> DIRECTIONS FOR THIS TASK: Give the entries back exactly, dropping each image.

> INPUT:
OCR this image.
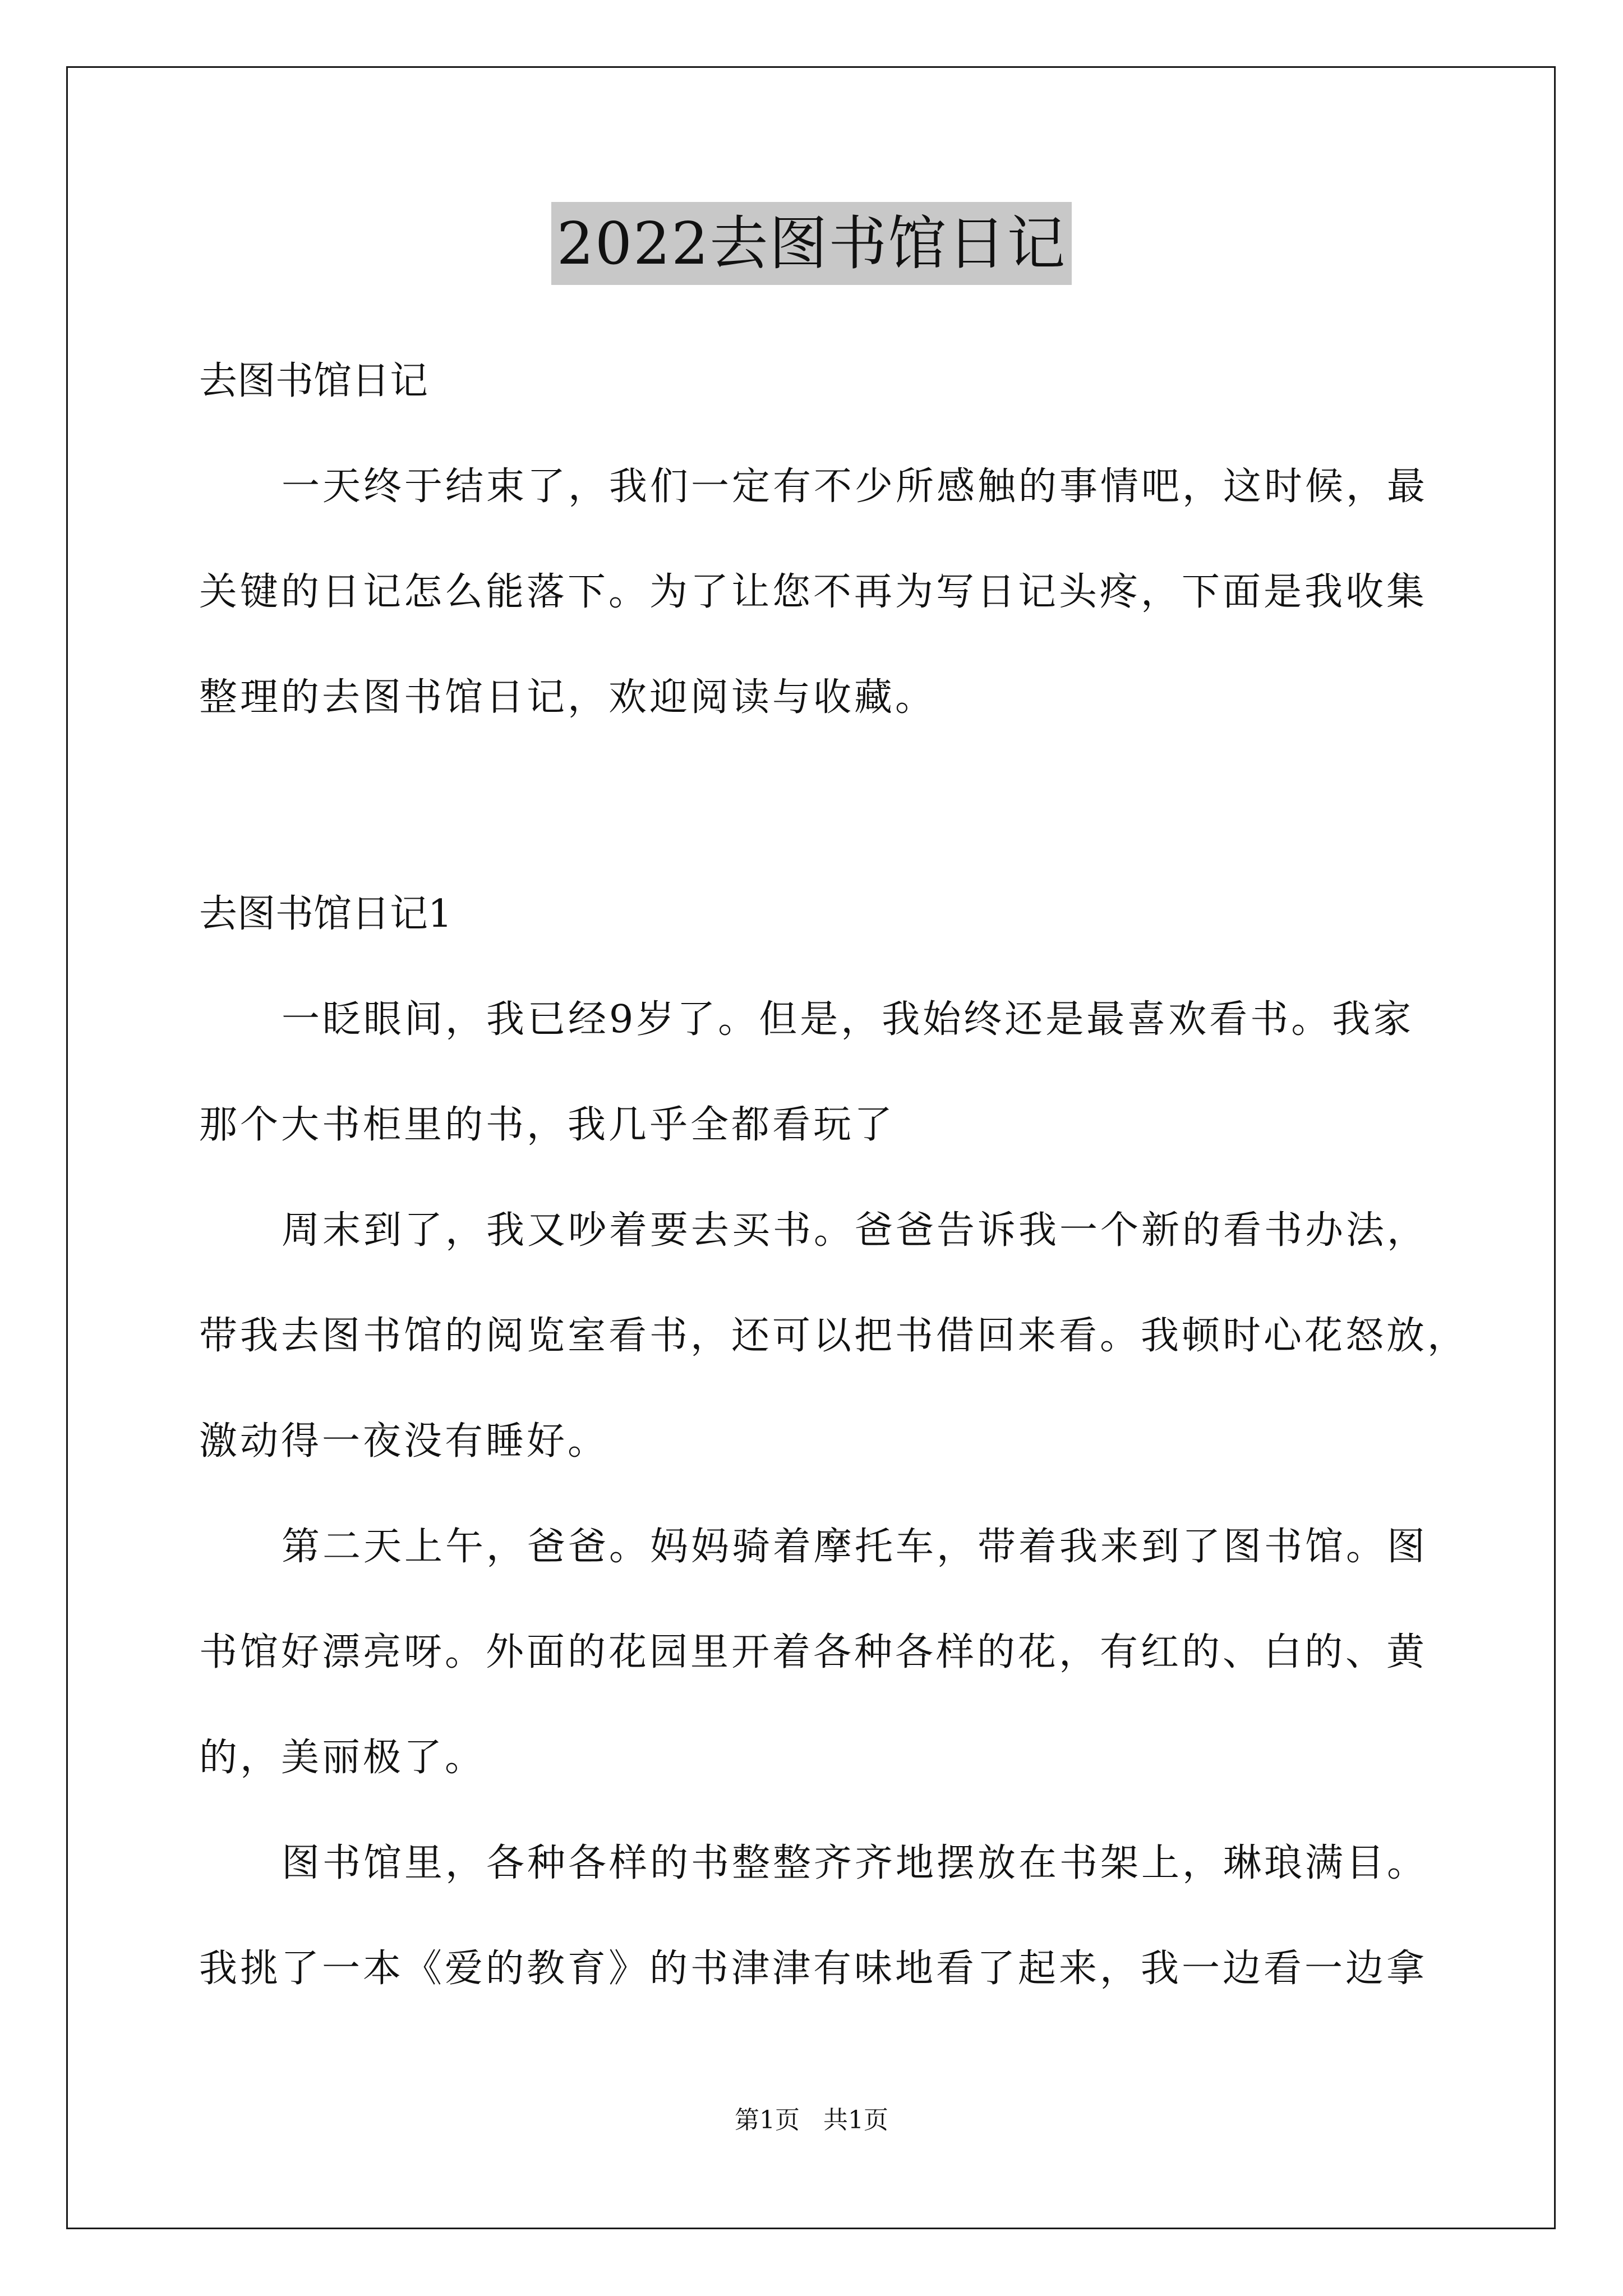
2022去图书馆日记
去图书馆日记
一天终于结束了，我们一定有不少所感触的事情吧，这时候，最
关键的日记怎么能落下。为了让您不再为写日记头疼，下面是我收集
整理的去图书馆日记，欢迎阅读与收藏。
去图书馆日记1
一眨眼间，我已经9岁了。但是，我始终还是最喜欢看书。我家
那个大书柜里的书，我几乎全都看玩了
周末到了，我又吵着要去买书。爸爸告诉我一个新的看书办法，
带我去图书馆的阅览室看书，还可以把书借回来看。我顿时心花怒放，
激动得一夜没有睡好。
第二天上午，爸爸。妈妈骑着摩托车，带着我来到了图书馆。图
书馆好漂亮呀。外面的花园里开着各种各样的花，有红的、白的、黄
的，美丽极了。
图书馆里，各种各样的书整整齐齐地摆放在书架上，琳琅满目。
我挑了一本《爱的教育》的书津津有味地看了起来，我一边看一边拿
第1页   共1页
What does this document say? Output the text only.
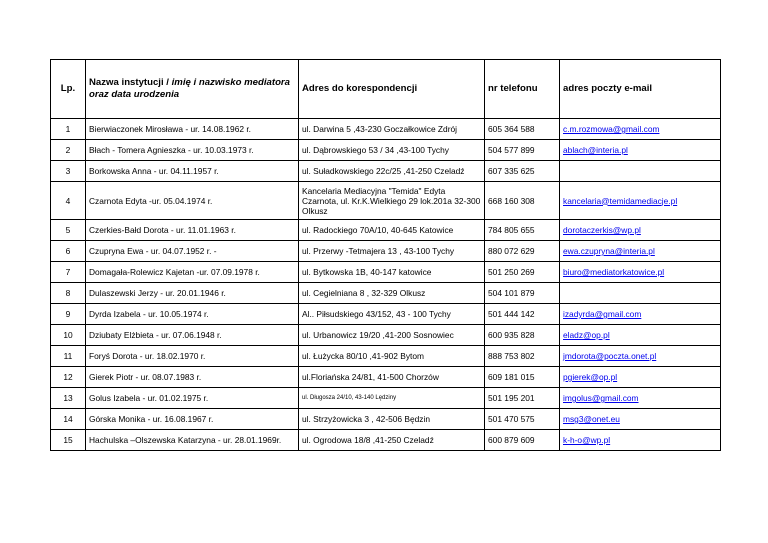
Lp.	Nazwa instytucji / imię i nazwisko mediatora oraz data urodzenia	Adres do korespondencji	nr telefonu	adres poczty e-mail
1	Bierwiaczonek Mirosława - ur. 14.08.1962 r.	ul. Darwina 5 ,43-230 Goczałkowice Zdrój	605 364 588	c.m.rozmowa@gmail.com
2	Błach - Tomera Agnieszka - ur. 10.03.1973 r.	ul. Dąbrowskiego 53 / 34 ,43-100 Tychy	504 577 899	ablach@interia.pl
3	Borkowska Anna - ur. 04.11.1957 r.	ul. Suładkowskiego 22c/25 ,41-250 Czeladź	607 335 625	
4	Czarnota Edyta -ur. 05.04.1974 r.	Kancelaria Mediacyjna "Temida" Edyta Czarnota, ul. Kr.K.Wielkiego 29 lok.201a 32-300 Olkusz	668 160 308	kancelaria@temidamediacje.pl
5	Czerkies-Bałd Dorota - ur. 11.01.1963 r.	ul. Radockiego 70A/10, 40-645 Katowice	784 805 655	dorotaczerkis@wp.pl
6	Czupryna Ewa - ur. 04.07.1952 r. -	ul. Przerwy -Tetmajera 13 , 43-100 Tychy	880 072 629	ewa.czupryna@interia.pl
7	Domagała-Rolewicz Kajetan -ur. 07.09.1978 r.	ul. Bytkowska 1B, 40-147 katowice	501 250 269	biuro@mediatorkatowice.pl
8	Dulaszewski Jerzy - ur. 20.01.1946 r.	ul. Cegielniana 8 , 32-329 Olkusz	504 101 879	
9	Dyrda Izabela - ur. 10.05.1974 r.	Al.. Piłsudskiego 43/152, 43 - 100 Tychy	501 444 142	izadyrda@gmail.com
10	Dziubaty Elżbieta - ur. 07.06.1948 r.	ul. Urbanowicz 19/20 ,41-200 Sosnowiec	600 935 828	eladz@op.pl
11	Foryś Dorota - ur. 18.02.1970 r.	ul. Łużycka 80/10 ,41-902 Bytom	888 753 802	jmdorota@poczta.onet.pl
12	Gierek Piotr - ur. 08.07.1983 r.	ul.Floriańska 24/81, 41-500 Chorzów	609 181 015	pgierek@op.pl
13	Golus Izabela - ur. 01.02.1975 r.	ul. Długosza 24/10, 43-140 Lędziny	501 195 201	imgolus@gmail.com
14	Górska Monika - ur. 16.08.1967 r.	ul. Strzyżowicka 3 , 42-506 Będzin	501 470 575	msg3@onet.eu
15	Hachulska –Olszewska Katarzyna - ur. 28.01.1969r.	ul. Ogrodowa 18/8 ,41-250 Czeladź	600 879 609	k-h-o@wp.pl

> REPLY:
OCR this image.
2022去图书馆日记
去图书馆日记
一天终于结束了，我们一定有不少所感触的事情吧，这时候，最
关键的日记怎么能落下。为了让您不再为写日记头疼，下面是我收集
整理的去图书馆日记，欢迎阅读与收藏。
去图书馆日记1
一眨眼间，我已经9岁了。但是，我始终还是最喜欢看书。我家
那个大书柜里的书，我几乎全都看玩了
周末到了，我又吵着要去买书。爸爸告诉我一个新的看书办法，
带我去图书馆的阅览室看书，还可以把书借回来看。我顿时心花怒放，
激动得一夜没有睡好。
第二天上午，爸爸。妈妈骑着摩托车，带着我来到了图书馆。图
书馆好漂亮呀。外面的花园里开着各种各样的花，有红的、白的、黄
的，美丽极了。
图书馆里，各种各样的书整整齐齐地摆放在书架上，琳琅满目。
我挑了一本《爱的教育》的书津津有味地看了起来，我一边看一边拿
第1页   共1页
What does this document say? Output the text only.
Lp.	Nazwa instytucji / imię i nazwisko mediatora oraz data urodzenia	Adres do korespondencji	nr telefonu	adres poczty e-mail
1	Bierwiaczonek Mirosława - ur. 14.08.1962 r.	ul. Darwina 5 ,43-230 Goczałkowice Zdrój	605 364 588	c.m.rozmowa@gmail.com
2	Błach - Tomera Agnieszka - ur. 10.03.1973 r.	ul. Dąbrowskiego 53 / 34 ,43-100 Tychy	504 577 899	ablach@interia.pl
3	Borkowska Anna - ur. 04.11.1957 r.	ul. Suładkowskiego 22c/25 ,41-250 Czeladź	607 335 625	
4	Czarnota Edyta -ur. 05.04.1974 r.	Kancelaria Mediacyjna "Temida" Edyta Czarnota, ul. Kr.K.Wielkiego 29 lok.201a 32-300 Olkusz	668 160 308	kancelaria@temidamediacje.pl
5	Czerkies-Bałd Dorota - ur. 11.01.1963 r.	ul. Radockiego 70A/10, 40-645 Katowice	784 805 655	dorotaczerkis@wp.pl
6	Czupryna Ewa - ur. 04.07.1952 r. -	ul. Przerwy -Tetmajera 13 , 43-100 Tychy	880 072 629	ewa.czupryna@interia.pl
7	Domagała-Rolewicz Kajetan -ur. 07.09.1978 r.	ul. Bytkowska 1B, 40-147 katowice	501 250 269	biuro@mediatorkatowice.pl
8	Dulaszewski Jerzy - ur. 20.01.1946 r.	ul. Cegielniana 8 , 32-329 Olkusz	504 101 879	
9	Dyrda Izabela - ur. 10.05.1974 r.	Al.. Piłsudskiego 43/152, 43 - 100 Tychy	501 444 142	izadyrda@gmail.com
10	Dziubaty Elżbieta - ur. 07.06.1948 r.	ul. Urbanowicz 19/20 ,41-200 Sosnowiec	600 935 828	eladz@op.pl
11	Foryś Dorota - ur. 18.02.1970 r.	ul. Łużycka 80/10 ,41-902 Bytom	888 753 802	jmdorota@poczta.onet.pl
12	Gierek Piotr - ur. 08.07.1983 r.	ul.Floriańska 24/81, 41-500 Chorzów	609 181 015	pgierek@op.pl
13	Golus Izabela - ur. 01.02.1975 r.	ul. Długosza 24/10, 43-140 Lędziny	501 195 201	imgolus@gmail.com
14	Górska Monika - ur. 16.08.1967 r.	ul. Strzyżowicka 3 , 42-506 Będzin	501 470 575	msg3@onet.eu
15	Hachulska –Olszewska Katarzyna - ur. 28.01.1969r.	ul. Ogrodowa 18/8 ,41-250 Czeladź	600 879 609	k-h-o@wp.pl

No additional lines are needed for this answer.